__Instructions for the task__: Pull every line with the word "angles" out of the entries below.

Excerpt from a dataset
+--

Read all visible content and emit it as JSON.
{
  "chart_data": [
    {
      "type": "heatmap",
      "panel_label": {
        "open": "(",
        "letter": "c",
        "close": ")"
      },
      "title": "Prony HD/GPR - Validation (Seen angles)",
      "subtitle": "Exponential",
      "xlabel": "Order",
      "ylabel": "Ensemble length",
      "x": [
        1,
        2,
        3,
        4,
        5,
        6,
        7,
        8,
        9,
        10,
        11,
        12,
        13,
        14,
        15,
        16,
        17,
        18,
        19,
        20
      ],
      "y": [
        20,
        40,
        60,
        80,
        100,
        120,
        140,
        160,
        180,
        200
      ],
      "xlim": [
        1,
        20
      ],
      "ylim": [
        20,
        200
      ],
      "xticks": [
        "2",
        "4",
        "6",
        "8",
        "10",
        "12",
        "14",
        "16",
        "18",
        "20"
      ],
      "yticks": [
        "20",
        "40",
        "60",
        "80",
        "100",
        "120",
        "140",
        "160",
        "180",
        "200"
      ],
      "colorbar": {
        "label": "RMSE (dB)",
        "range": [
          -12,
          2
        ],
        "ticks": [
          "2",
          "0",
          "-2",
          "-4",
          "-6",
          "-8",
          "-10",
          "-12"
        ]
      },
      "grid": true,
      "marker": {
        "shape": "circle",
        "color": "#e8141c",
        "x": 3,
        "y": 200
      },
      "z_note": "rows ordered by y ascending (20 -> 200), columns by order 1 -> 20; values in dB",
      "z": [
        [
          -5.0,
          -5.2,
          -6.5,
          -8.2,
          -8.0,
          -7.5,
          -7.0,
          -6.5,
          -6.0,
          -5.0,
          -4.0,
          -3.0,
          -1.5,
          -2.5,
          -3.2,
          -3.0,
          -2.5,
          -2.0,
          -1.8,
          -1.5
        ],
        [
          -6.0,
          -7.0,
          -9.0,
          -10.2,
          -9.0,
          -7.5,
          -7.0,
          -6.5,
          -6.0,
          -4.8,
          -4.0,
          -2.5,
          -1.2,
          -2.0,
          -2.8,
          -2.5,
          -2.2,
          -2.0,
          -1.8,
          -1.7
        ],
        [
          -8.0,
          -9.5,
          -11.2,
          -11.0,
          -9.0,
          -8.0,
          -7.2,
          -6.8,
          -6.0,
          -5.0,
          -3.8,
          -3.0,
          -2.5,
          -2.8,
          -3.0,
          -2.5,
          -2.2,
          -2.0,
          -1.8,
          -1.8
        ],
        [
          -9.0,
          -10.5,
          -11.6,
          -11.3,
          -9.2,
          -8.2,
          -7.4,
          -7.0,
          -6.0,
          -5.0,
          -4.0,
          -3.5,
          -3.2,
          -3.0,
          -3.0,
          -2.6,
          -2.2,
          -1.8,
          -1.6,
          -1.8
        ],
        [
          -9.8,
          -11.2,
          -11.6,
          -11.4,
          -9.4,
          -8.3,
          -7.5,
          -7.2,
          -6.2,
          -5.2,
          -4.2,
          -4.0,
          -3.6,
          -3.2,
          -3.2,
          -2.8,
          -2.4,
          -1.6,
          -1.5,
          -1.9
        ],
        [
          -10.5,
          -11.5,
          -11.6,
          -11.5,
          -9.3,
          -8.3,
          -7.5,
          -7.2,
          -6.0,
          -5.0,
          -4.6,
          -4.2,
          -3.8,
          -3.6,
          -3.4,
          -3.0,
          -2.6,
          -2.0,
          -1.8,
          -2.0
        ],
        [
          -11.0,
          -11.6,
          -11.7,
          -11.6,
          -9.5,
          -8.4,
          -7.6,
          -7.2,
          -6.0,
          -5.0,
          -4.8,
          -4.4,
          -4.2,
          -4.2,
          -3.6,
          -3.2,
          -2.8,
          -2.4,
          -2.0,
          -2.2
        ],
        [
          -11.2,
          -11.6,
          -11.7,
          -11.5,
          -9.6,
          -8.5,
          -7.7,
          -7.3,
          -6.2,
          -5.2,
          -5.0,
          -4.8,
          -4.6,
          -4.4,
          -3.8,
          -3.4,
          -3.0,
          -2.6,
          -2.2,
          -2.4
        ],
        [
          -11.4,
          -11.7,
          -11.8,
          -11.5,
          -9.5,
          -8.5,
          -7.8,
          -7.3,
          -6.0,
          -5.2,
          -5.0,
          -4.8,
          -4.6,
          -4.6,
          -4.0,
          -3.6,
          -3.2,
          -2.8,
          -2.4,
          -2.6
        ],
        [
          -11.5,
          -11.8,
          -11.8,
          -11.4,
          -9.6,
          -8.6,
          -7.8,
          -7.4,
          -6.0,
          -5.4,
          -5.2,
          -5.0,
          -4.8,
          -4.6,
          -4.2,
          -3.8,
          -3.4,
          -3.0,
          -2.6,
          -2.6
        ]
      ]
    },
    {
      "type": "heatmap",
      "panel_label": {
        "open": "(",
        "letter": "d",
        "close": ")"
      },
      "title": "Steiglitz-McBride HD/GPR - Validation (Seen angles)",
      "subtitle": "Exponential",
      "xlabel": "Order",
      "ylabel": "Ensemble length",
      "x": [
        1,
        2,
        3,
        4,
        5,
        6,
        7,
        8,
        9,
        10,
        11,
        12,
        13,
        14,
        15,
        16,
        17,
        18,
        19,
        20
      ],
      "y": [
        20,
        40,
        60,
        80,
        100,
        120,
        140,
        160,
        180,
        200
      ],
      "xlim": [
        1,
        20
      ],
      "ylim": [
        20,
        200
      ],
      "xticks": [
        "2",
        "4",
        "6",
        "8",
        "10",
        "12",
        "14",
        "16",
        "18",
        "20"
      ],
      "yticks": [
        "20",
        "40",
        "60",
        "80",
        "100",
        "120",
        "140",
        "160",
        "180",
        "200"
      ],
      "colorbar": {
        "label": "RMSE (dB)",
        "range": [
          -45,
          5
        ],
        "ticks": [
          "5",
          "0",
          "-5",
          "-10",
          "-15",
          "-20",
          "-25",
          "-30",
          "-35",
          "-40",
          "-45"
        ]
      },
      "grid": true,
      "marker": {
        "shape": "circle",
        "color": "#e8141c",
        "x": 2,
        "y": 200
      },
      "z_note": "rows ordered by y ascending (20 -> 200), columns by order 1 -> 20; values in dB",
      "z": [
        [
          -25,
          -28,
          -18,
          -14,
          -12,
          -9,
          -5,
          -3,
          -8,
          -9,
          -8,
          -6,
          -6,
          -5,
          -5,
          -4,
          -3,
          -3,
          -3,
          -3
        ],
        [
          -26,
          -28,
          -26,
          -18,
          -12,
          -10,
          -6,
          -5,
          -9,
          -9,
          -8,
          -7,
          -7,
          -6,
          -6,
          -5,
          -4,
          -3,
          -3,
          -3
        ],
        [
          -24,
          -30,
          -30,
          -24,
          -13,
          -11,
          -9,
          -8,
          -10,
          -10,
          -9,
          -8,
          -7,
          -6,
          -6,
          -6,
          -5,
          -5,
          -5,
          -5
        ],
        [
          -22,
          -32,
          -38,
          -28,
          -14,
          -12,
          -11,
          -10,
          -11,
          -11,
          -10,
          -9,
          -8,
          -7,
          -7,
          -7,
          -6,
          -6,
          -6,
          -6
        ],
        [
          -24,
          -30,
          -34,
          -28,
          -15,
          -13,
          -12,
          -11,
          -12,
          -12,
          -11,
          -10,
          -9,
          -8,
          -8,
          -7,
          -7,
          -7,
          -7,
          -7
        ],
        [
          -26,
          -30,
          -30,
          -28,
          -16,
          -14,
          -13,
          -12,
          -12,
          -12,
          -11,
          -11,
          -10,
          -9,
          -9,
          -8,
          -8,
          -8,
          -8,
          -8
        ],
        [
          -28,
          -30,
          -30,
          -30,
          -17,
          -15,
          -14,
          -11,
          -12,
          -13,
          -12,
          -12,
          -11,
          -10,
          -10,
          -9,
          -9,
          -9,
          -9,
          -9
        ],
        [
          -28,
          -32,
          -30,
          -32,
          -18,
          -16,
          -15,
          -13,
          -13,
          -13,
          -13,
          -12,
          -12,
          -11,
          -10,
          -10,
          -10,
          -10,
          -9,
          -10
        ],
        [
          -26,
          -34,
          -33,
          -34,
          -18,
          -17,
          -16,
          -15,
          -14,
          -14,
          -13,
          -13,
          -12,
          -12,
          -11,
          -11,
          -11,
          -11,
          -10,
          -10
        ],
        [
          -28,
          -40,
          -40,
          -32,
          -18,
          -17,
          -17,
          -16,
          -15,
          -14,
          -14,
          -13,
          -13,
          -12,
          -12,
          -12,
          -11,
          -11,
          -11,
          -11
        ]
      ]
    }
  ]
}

+--

__Solution for this task__:
      "title": "Prony HD/GPR - Validation (Seen angles)",
      "title": "Steiglitz-McBride HD/GPR - Validation (Seen angles)",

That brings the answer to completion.